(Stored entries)
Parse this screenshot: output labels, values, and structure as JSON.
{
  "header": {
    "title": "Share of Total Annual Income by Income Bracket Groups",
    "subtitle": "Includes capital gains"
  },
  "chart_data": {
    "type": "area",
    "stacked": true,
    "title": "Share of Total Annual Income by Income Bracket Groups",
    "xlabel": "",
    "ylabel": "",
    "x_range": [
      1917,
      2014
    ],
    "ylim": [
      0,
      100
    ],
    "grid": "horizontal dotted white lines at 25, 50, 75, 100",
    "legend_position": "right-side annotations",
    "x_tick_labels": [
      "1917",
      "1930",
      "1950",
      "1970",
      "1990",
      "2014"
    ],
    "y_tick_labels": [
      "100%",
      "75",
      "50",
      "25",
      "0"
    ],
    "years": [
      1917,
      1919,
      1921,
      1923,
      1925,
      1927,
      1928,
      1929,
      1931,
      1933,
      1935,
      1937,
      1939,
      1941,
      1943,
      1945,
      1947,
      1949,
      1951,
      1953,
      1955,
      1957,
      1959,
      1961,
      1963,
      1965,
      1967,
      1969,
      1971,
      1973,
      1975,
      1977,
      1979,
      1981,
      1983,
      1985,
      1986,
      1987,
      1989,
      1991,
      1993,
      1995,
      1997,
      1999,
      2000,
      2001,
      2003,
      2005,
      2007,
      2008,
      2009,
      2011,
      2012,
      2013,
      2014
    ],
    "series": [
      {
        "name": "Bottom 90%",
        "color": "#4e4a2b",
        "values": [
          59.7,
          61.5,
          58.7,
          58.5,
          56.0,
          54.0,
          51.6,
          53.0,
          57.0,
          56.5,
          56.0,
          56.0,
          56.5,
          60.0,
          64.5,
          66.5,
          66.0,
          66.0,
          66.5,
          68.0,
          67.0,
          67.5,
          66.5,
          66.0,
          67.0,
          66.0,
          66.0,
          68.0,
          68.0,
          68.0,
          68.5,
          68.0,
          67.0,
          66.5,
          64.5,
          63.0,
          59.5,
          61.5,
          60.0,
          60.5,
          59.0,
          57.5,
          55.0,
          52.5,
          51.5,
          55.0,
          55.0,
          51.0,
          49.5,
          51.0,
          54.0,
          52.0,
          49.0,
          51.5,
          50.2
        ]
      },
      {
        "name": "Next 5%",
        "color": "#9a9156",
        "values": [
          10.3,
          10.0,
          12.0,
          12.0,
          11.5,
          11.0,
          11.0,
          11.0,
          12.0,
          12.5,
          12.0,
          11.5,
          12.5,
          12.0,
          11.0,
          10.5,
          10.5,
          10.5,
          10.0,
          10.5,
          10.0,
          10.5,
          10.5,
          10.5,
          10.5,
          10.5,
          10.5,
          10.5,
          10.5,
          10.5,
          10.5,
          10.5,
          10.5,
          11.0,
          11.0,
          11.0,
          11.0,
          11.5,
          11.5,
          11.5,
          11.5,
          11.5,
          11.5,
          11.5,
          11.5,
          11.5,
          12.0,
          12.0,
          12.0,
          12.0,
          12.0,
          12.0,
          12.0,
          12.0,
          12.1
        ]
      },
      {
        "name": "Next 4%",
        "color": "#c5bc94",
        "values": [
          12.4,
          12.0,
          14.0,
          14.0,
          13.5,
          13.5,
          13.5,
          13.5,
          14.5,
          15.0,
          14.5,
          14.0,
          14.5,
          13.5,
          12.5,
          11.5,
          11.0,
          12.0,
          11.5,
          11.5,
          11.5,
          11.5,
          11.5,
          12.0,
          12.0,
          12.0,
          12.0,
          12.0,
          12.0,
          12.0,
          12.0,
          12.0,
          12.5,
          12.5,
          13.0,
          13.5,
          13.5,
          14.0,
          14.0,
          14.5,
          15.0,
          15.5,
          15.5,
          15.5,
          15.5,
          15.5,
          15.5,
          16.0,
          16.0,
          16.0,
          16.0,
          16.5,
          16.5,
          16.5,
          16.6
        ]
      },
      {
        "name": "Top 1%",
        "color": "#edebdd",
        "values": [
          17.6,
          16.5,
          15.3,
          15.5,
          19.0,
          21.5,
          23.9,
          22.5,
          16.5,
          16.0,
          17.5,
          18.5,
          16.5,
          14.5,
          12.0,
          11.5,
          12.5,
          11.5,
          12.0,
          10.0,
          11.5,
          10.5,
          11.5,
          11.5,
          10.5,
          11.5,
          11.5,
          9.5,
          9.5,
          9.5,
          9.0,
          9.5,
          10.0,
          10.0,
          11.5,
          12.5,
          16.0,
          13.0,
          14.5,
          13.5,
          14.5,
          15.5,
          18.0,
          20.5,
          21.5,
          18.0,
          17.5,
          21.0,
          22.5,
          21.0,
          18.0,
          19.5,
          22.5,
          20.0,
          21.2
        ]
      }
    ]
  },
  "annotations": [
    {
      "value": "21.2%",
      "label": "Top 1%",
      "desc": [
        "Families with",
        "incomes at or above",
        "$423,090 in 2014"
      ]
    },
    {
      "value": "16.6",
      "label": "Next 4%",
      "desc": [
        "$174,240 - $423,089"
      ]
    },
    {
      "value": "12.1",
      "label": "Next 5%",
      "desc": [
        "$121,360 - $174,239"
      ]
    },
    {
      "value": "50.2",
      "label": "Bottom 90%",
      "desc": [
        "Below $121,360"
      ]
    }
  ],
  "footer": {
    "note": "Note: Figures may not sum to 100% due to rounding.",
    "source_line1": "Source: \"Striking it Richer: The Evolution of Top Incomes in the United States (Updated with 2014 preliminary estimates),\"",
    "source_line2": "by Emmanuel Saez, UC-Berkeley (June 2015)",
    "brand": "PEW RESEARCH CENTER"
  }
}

**EXERCISE OBJECTIVE:**
Please reproduce the entire listing, exactly as shown.

**SOLUTION:**
Parse this screenshot: output labels, values, and structure as JSON.
{
  "header": {
    "title": "Share of Total Annual Income by Income Bracket Groups",
    "subtitle": "Includes capital gains"
  },
  "chart_data": {
    "type": "area",
    "stacked": true,
    "title": "Share of Total Annual Income by Income Bracket Groups",
    "xlabel": "",
    "ylabel": "",
    "x_range": [
      1917,
      2014
    ],
    "ylim": [
      0,
      100
    ],
    "grid": "horizontal dotted white lines at 25, 50, 75, 100",
    "legend_position": "right-side annotations",
    "x_tick_labels": [
      "1917",
      "1930",
      "1950",
      "1970",
      "1990",
      "2014"
    ],
    "y_tick_labels": [
      "100%",
      "75",
      "50",
      "25",
      "0"
    ],
    "years": [
      1917,
      1919,
      1921,
      1923,
      1925,
      1927,
      1928,
      1929,
      1931,
      1933,
      1935,
      1937,
      1939,
      1941,
      1943,
      1945,
      1947,
      1949,
      1951,
      1953,
      1955,
      1957,
      1959,
      1961,
      1963,
      1965,
      1967,
      1969,
      1971,
      1973,
      1975,
      1977,
      1979,
      1981,
      1983,
      1985,
      1986,
      1987,
      1989,
      1991,
      1993,
      1995,
      1997,
      1999,
      2000,
      2001,
      2003,
      2005,
      2007,
      2008,
      2009,
      2011,
      2012,
      2013,
      2014
    ],
    "series": [
      {
        "name": "Bottom 90%",
        "color": "#4e4a2b",
        "values": [
          59.7,
          61.5,
          58.7,
          58.5,
          56.0,
          54.0,
          51.6,
          53.0,
          57.0,
          56.5,
          56.0,
          56.0,
          56.5,
          60.0,
          64.5,
          66.5,
          66.0,
          66.0,
          66.5,
          68.0,
          67.0,
          67.5,
          66.5,
          66.0,
          67.0,
          66.0,
          66.0,
          68.0,
          68.0,
          68.0,
          68.5,
          68.0,
          67.0,
          66.5,
          64.5,
          63.0,
          59.5,
          61.5,
          60.0,
          60.5,
          59.0,
          57.5,
          55.0,
          52.5,
          51.5,
          55.0,
          55.0,
          51.0,
          49.5,
          51.0,
          54.0,
          52.0,
          49.0,
          51.5,
          50.2
        ]
      },
      {
        "name": "Next 5%",
        "color": "#9a9156",
        "values": [
          10.3,
          10.0,
          12.0,
          12.0,
          11.5,
          11.0,
          11.0,
          11.0,
          12.0,
          12.5,
          12.0,
          11.5,
          12.5,
          12.0,
          11.0,
          10.5,
          10.5,
          10.5,
          10.0,
          10.5,
          10.0,
          10.5,
          10.5,
          10.5,
          10.5,
          10.5,
          10.5,
          10.5,
          10.5,
          10.5,
          10.5,
          10.5,
          10.5,
          11.0,
          11.0,
          11.0,
          11.0,
          11.5,
          11.5,
          11.5,
          11.5,
          11.5,
          11.5,
          11.5,
          11.5,
          11.5,
          12.0,
          12.0,
          12.0,
          12.0,
          12.0,
          12.0,
          12.0,
          12.0,
          12.1
        ]
      },
      {
        "name": "Next 4%",
        "color": "#c5bc94",
        "values": [
          12.4,
          12.0,
          14.0,
          14.0,
          13.5,
          13.5,
          13.5,
          13.5,
          14.5,
          15.0,
          14.5,
          14.0,
          14.5,
          13.5,
          12.5,
          11.5,
          11.0,
          12.0,
          11.5,
          11.5,
          11.5,
          11.5,
          11.5,
          12.0,
          12.0,
          12.0,
          12.0,
          12.0,
          12.0,
          12.0,
          12.0,
          12.0,
          12.5,
          12.5,
          13.0,
          13.5,
          13.5,
          14.0,
          14.0,
          14.5,
          15.0,
          15.5,
          15.5,
          15.5,
          15.5,
          15.5,
          15.5,
          16.0,
          16.0,
          16.0,
          16.0,
          16.5,
          16.5,
          16.5,
          16.6
        ]
      },
      {
        "name": "Top 1%",
        "color": "#edebdd",
        "values": [
          17.6,
          16.5,
          15.3,
          15.5,
          19.0,
          21.5,
          23.9,
          22.5,
          16.5,
          16.0,
          17.5,
          18.5,
          16.5,
          14.5,
          12.0,
          11.5,
          12.5,
          11.5,
          12.0,
          10.0,
          11.5,
          10.5,
          11.5,
          11.5,
          10.5,
          11.5,
          11.5,
          9.5,
          9.5,
          9.5,
          9.0,
          9.5,
          10.0,
          10.0,
          11.5,
          12.5,
          16.0,
          13.0,
          14.5,
          13.5,
          14.5,
          15.5,
          18.0,
          20.5,
          21.5,
          18.0,
          17.5,
          21.0,
          22.5,
          21.0,
          18.0,
          19.5,
          22.5,
          20.0,
          21.2
        ]
      }
    ]
  },
  "annotations": [
    {
      "value": "21.2%",
      "label": "Top 1%",
      "desc": [
        "Families with",
        "incomes at or above",
        "$423,090 in 2014"
      ]
    },
    {
      "value": "16.6",
      "label": "Next 4%",
      "desc": [
        "$174,240 - $423,089"
      ]
    },
    {
      "value": "12.1",
      "label": "Next 5%",
      "desc": [
        "$121,360 - $174,239"
      ]
    },
    {
      "value": "50.2",
      "label": "Bottom 90%",
      "desc": [
        "Below $121,360"
      ]
    }
  ],
  "footer": {
    "note": "Note: Figures may not sum to 100% due to rounding.",
    "source_line1": "Source: \"Striking it Richer: The Evolution of Top Incomes in the United States (Updated with 2014 preliminary estimates),\"",
    "source_line2": "by Emmanuel Saez, UC-Berkeley (June 2015)",
    "brand": "PEW RESEARCH CENTER"
  }
}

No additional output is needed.